Set exercise >> What follows is a set of records; repeat all of them exactly.

Dataset extract >>
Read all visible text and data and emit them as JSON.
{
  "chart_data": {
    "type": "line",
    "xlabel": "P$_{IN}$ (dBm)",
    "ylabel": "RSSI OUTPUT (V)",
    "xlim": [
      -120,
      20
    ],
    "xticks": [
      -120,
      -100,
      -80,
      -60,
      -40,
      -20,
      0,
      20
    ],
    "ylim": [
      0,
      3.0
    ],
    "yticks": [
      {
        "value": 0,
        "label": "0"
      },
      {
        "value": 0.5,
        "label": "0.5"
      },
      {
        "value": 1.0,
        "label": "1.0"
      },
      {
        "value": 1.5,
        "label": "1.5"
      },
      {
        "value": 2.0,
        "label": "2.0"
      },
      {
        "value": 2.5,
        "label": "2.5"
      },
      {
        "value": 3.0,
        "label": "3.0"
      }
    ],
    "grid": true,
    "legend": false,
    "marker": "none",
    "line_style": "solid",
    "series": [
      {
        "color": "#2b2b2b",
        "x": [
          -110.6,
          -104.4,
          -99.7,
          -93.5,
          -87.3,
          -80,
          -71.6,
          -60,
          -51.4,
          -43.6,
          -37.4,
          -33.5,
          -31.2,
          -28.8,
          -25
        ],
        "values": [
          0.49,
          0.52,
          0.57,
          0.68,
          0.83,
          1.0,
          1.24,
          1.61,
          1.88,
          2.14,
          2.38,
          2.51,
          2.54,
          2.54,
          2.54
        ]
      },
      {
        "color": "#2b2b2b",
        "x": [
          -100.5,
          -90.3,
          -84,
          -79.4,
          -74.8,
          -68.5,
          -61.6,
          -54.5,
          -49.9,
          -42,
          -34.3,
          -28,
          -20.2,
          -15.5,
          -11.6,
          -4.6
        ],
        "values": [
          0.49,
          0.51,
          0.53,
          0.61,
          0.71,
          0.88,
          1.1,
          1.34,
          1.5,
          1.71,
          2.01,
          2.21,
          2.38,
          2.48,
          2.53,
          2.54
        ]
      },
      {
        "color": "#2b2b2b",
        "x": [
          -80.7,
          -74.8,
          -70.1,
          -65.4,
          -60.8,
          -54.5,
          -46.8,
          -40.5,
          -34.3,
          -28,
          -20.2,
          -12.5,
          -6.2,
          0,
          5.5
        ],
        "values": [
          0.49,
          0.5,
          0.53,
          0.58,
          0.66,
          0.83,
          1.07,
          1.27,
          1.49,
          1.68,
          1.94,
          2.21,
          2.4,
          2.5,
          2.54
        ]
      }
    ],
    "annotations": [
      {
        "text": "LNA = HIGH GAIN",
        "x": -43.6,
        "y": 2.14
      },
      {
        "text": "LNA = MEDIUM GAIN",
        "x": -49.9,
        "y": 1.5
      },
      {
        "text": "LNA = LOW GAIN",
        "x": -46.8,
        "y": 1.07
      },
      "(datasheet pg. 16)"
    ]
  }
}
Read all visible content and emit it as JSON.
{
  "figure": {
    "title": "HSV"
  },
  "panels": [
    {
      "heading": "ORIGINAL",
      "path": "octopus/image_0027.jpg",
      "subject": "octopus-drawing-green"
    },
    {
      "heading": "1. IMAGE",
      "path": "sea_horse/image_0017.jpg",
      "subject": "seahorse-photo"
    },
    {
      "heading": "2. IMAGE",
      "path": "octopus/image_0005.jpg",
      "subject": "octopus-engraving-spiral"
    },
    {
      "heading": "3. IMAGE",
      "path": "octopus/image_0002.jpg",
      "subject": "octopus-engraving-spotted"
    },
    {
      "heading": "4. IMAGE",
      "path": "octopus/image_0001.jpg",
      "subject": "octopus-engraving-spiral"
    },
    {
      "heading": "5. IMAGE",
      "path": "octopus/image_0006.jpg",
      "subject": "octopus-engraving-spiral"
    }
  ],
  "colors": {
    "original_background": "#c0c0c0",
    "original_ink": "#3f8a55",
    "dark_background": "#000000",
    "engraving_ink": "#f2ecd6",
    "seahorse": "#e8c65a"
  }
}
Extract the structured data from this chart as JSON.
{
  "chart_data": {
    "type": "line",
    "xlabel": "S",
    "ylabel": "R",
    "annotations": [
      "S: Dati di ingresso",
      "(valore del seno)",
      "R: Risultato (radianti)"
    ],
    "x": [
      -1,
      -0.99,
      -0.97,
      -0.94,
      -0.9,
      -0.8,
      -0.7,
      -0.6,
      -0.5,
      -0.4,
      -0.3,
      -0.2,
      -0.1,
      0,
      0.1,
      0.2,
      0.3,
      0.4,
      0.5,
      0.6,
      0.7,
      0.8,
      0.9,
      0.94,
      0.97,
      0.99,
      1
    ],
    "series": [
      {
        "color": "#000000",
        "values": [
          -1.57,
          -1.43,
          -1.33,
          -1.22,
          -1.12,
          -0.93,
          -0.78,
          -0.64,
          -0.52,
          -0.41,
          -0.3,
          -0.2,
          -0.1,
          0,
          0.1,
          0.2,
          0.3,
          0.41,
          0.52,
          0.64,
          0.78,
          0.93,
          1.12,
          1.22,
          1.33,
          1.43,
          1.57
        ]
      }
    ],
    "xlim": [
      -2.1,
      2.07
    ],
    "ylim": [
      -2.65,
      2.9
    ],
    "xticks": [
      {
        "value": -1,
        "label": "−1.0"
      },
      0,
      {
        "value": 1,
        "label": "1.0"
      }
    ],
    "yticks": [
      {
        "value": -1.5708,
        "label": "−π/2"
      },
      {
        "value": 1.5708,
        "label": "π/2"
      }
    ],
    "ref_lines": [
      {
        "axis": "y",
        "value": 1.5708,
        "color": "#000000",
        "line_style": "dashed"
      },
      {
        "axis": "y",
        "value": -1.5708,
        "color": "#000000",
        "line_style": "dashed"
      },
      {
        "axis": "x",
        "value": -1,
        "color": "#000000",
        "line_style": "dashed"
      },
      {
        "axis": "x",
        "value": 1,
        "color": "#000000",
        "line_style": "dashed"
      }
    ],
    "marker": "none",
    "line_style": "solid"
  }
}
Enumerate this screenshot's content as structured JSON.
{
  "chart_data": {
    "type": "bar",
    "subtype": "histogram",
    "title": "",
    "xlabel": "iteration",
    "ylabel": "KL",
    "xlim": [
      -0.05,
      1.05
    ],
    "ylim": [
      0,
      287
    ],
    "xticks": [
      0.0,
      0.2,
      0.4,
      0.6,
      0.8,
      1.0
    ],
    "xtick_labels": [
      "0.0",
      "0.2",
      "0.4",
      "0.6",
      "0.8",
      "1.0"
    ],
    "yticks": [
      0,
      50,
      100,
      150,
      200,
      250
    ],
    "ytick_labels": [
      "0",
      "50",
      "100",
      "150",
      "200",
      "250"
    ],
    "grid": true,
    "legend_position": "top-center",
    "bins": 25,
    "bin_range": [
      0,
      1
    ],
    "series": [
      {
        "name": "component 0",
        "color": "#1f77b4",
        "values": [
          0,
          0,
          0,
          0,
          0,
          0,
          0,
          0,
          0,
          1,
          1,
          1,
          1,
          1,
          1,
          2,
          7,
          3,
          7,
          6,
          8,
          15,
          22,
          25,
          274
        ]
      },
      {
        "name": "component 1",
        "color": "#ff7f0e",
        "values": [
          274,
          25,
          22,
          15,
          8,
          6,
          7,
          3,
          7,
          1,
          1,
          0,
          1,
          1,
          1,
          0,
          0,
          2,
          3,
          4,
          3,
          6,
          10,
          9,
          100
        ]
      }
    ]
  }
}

Output for this task >>
Read all visible text and data and emit them as JSON.
{
  "chart_data": {
    "type": "line",
    "xlabel": "P$_{IN}$ (dBm)",
    "ylabel": "RSSI OUTPUT (V)",
    "xlim": [
      -120,
      20
    ],
    "xticks": [
      -120,
      -100,
      -80,
      -60,
      -40,
      -20,
      0,
      20
    ],
    "ylim": [
      0,
      3.0
    ],
    "yticks": [
      {
        "value": 0,
        "label": "0"
      },
      {
        "value": 0.5,
        "label": "0.5"
      },
      {
        "value": 1.0,
        "label": "1.0"
      },
      {
        "value": 1.5,
        "label": "1.5"
      },
      {
        "value": 2.0,
        "label": "2.0"
      },
      {
        "value": 2.5,
        "label": "2.5"
      },
      {
        "value": 3.0,
        "label": "3.0"
      }
    ],
    "grid": true,
    "legend": false,
    "marker": "none",
    "line_style": "solid",
    "series": [
      {
        "color": "#2b2b2b",
        "x": [
          -110.6,
          -104.4,
          -99.7,
          -93.5,
          -87.3,
          -80,
          -71.6,
          -60,
          -51.4,
          -43.6,
          -37.4,
          -33.5,
          -31.2,
          -28.8,
          -25
        ],
        "values": [
          0.49,
          0.52,
          0.57,
          0.68,
          0.83,
          1.0,
          1.24,
          1.61,
          1.88,
          2.14,
          2.38,
          2.51,
          2.54,
          2.54,
          2.54
        ]
      },
      {
        "color": "#2b2b2b",
        "x": [
          -100.5,
          -90.3,
          -84,
          -79.4,
          -74.8,
          -68.5,
          -61.6,
          -54.5,
          -49.9,
          -42,
          -34.3,
          -28,
          -20.2,
          -15.5,
          -11.6,
          -4.6
        ],
        "values": [
          0.49,
          0.51,
          0.53,
          0.61,
          0.71,
          0.88,
          1.1,
          1.34,
          1.5,
          1.71,
          2.01,
          2.21,
          2.38,
          2.48,
          2.53,
          2.54
        ]
      },
      {
        "color": "#2b2b2b",
        "x": [
          -80.7,
          -74.8,
          -70.1,
          -65.4,
          -60.8,
          -54.5,
          -46.8,
          -40.5,
          -34.3,
          -28,
          -20.2,
          -12.5,
          -6.2,
          0,
          5.5
        ],
        "values": [
          0.49,
          0.5,
          0.53,
          0.58,
          0.66,
          0.83,
          1.07,
          1.27,
          1.49,
          1.68,
          1.94,
          2.21,
          2.4,
          2.5,
          2.54
        ]
      }
    ],
    "annotations": [
      {
        "text": "LNA = HIGH GAIN",
        "x": -43.6,
        "y": 2.14
      },
      {
        "text": "LNA = MEDIUM GAIN",
        "x": -49.9,
        "y": 1.5
      },
      {
        "text": "LNA = LOW GAIN",
        "x": -46.8,
        "y": 1.07
      },
      "(datasheet pg. 16)"
    ]
  }
}
Read all visible content and emit it as JSON.
{
  "figure": {
    "title": "HSV"
  },
  "panels": [
    {
      "heading": "ORIGINAL",
      "path": "octopus/image_0027.jpg",
      "subject": "octopus-drawing-green"
    },
    {
      "heading": "1. IMAGE",
      "path": "sea_horse/image_0017.jpg",
      "subject": "seahorse-photo"
    },
    {
      "heading": "2. IMAGE",
      "path": "octopus/image_0005.jpg",
      "subject": "octopus-engraving-spiral"
    },
    {
      "heading": "3. IMAGE",
      "path": "octopus/image_0002.jpg",
      "subject": "octopus-engraving-spotted"
    },
    {
      "heading": "4. IMAGE",
      "path": "octopus/image_0001.jpg",
      "subject": "octopus-engraving-spiral"
    },
    {
      "heading": "5. IMAGE",
      "path": "octopus/image_0006.jpg",
      "subject": "octopus-engraving-spiral"
    }
  ],
  "colors": {
    "original_background": "#c0c0c0",
    "original_ink": "#3f8a55",
    "dark_background": "#000000",
    "engraving_ink": "#f2ecd6",
    "seahorse": "#e8c65a"
  }
}
Extract the structured data from this chart as JSON.
{
  "chart_data": {
    "type": "line",
    "xlabel": "S",
    "ylabel": "R",
    "annotations": [
      "S: Dati di ingresso",
      "(valore del seno)",
      "R: Risultato (radianti)"
    ],
    "x": [
      -1,
      -0.99,
      -0.97,
      -0.94,
      -0.9,
      -0.8,
      -0.7,
      -0.6,
      -0.5,
      -0.4,
      -0.3,
      -0.2,
      -0.1,
      0,
      0.1,
      0.2,
      0.3,
      0.4,
      0.5,
      0.6,
      0.7,
      0.8,
      0.9,
      0.94,
      0.97,
      0.99,
      1
    ],
    "series": [
      {
        "color": "#000000",
        "values": [
          -1.57,
          -1.43,
          -1.33,
          -1.22,
          -1.12,
          -0.93,
          -0.78,
          -0.64,
          -0.52,
          -0.41,
          -0.3,
          -0.2,
          -0.1,
          0,
          0.1,
          0.2,
          0.3,
          0.41,
          0.52,
          0.64,
          0.78,
          0.93,
          1.12,
          1.22,
          1.33,
          1.43,
          1.57
        ]
      }
    ],
    "xlim": [
      -2.1,
      2.07
    ],
    "ylim": [
      -2.65,
      2.9
    ],
    "xticks": [
      {
        "value": -1,
        "label": "−1.0"
      },
      0,
      {
        "value": 1,
        "label": "1.0"
      }
    ],
    "yticks": [
      {
        "value": -1.5708,
        "label": "−π/2"
      },
      {
        "value": 1.5708,
        "label": "π/2"
      }
    ],
    "ref_lines": [
      {
        "axis": "y",
        "value": 1.5708,
        "color": "#000000",
        "line_style": "dashed"
      },
      {
        "axis": "y",
        "value": -1.5708,
        "color": "#000000",
        "line_style": "dashed"
      },
      {
        "axis": "x",
        "value": -1,
        "color": "#000000",
        "line_style": "dashed"
      },
      {
        "axis": "x",
        "value": 1,
        "color": "#000000",
        "line_style": "dashed"
      }
    ],
    "marker": "none",
    "line_style": "solid"
  }
}
Enumerate this screenshot's content as structured JSON.
{
  "chart_data": {
    "type": "bar",
    "subtype": "histogram",
    "title": "",
    "xlabel": "iteration",
    "ylabel": "KL",
    "xlim": [
      -0.05,
      1.05
    ],
    "ylim": [
      0,
      287
    ],
    "xticks": [
      0.0,
      0.2,
      0.4,
      0.6,
      0.8,
      1.0
    ],
    "xtick_labels": [
      "0.0",
      "0.2",
      "0.4",
      "0.6",
      "0.8",
      "1.0"
    ],
    "yticks": [
      0,
      50,
      100,
      150,
      200,
      250
    ],
    "ytick_labels": [
      "0",
      "50",
      "100",
      "150",
      "200",
      "250"
    ],
    "grid": true,
    "legend_position": "top-center",
    "bins": 25,
    "bin_range": [
      0,
      1
    ],
    "series": [
      {
        "name": "component 0",
        "color": "#1f77b4",
        "values": [
          0,
          0,
          0,
          0,
          0,
          0,
          0,
          0,
          0,
          1,
          1,
          1,
          1,
          1,
          1,
          2,
          7,
          3,
          7,
          6,
          8,
          15,
          22,
          25,
          274
        ]
      },
      {
        "name": "component 1",
        "color": "#ff7f0e",
        "values": [
          274,
          25,
          22,
          15,
          8,
          6,
          7,
          3,
          7,
          1,
          1,
          0,
          1,
          1,
          1,
          0,
          0,
          2,
          3,
          4,
          3,
          6,
          10,
          9,
          100
        ]
      }
    ]
  }
}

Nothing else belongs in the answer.